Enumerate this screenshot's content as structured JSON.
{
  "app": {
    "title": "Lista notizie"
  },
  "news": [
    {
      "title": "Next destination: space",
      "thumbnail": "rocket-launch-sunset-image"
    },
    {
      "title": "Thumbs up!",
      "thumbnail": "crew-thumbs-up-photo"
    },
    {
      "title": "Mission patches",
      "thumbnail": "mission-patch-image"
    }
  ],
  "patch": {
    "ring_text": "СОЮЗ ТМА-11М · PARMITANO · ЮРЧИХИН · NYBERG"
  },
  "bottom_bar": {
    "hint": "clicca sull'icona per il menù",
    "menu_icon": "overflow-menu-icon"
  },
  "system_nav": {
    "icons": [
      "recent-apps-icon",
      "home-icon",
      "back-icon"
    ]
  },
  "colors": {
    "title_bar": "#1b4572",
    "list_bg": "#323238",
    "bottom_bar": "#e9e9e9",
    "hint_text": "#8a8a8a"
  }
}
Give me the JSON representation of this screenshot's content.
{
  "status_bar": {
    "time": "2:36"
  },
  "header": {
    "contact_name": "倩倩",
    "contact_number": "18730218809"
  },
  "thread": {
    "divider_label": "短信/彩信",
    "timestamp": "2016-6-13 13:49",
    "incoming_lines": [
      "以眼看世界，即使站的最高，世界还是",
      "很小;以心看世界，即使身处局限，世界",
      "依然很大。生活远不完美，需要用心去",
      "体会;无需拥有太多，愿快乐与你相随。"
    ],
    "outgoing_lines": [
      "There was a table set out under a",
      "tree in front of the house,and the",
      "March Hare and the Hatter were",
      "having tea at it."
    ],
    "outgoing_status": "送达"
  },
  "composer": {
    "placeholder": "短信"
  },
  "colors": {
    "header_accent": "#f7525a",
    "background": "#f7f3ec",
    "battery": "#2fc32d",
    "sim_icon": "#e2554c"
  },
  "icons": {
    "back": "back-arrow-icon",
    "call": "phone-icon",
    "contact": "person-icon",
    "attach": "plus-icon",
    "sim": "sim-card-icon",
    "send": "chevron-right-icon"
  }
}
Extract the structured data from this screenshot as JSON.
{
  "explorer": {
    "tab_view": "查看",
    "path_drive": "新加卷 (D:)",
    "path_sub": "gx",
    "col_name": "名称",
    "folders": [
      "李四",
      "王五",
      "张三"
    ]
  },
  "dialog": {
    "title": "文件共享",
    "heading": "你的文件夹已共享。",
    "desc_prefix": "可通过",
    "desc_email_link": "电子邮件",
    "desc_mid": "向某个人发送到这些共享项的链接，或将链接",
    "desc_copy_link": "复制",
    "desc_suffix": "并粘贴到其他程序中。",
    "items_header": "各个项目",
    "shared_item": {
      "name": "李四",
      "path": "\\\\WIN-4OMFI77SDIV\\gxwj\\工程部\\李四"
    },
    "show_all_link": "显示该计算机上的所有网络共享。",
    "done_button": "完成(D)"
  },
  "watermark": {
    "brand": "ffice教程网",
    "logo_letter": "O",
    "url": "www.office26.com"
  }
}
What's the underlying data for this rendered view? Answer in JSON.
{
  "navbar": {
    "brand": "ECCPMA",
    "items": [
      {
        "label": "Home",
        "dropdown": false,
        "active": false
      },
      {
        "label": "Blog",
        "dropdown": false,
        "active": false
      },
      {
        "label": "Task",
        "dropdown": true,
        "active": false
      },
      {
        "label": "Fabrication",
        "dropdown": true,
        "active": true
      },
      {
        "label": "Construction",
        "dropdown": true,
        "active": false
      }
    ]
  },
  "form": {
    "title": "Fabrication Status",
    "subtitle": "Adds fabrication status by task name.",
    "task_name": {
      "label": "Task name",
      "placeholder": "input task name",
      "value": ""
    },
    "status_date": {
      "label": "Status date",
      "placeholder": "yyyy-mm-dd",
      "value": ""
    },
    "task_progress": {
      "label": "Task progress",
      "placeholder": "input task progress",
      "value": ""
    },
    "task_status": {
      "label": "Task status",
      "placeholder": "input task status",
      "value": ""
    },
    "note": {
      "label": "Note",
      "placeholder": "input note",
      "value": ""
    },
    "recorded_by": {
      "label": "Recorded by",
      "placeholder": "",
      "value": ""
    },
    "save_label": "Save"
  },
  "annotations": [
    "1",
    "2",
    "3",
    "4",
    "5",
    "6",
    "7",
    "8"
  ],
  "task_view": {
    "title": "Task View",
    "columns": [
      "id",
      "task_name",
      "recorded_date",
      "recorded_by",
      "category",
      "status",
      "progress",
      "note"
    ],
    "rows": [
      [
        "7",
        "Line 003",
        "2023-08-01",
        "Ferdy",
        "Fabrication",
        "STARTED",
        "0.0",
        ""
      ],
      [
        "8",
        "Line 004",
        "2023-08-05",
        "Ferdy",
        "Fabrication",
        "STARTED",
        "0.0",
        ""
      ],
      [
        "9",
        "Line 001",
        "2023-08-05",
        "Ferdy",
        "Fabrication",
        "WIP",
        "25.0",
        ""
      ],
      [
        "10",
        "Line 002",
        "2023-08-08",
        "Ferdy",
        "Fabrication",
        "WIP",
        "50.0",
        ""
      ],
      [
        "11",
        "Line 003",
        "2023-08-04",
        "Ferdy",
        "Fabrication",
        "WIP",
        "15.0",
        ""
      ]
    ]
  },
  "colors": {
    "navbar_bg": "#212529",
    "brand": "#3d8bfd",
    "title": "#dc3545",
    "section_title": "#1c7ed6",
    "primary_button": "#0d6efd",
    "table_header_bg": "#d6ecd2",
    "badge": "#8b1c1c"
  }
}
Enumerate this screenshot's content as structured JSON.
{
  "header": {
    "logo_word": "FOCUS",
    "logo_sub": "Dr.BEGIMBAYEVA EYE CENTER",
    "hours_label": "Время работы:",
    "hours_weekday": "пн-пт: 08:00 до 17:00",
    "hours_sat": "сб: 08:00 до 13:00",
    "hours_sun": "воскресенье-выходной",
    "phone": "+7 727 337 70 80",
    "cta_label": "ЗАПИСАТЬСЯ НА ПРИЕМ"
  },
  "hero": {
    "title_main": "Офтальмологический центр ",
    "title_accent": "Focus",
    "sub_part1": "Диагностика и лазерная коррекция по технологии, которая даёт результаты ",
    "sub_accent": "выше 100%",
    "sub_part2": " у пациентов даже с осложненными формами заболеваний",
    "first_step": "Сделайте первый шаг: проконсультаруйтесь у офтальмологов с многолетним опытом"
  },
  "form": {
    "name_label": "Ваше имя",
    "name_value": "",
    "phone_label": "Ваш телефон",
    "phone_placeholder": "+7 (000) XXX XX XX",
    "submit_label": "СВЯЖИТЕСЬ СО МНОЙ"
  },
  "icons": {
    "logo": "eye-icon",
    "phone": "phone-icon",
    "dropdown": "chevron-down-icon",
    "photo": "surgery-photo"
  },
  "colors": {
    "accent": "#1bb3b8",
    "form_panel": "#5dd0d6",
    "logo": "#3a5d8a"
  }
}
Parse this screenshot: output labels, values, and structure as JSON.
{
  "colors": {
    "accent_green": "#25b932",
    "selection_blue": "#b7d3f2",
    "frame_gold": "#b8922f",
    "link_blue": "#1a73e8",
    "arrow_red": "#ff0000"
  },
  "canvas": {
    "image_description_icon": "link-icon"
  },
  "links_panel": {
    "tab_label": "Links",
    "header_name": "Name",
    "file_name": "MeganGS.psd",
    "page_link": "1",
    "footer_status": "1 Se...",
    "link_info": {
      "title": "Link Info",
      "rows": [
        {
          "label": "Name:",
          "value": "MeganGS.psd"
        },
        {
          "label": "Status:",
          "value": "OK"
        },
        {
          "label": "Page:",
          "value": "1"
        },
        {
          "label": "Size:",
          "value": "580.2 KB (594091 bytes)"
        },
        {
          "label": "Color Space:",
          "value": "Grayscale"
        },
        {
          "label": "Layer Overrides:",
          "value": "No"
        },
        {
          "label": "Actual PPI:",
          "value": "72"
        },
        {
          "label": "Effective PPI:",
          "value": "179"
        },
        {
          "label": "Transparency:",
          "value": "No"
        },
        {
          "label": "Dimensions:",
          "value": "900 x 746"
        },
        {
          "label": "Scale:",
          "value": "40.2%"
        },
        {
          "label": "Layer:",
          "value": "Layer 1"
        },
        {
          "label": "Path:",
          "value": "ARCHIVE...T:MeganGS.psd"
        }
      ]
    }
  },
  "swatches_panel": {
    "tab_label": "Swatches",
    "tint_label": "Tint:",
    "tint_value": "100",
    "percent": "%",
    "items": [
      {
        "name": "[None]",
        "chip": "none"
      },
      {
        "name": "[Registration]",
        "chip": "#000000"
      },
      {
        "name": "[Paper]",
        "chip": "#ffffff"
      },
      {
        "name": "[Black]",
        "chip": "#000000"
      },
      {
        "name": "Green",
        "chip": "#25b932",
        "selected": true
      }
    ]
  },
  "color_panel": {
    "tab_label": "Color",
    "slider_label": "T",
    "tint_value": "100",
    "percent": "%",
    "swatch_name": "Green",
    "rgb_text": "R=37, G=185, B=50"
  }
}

####

SET EXERCISE: Find the lines holding "Layer" and list every one.

RESPONSE:
          "label": "Layer Overrides:",
          "label": "Layer:",
          "value": "Layer 1"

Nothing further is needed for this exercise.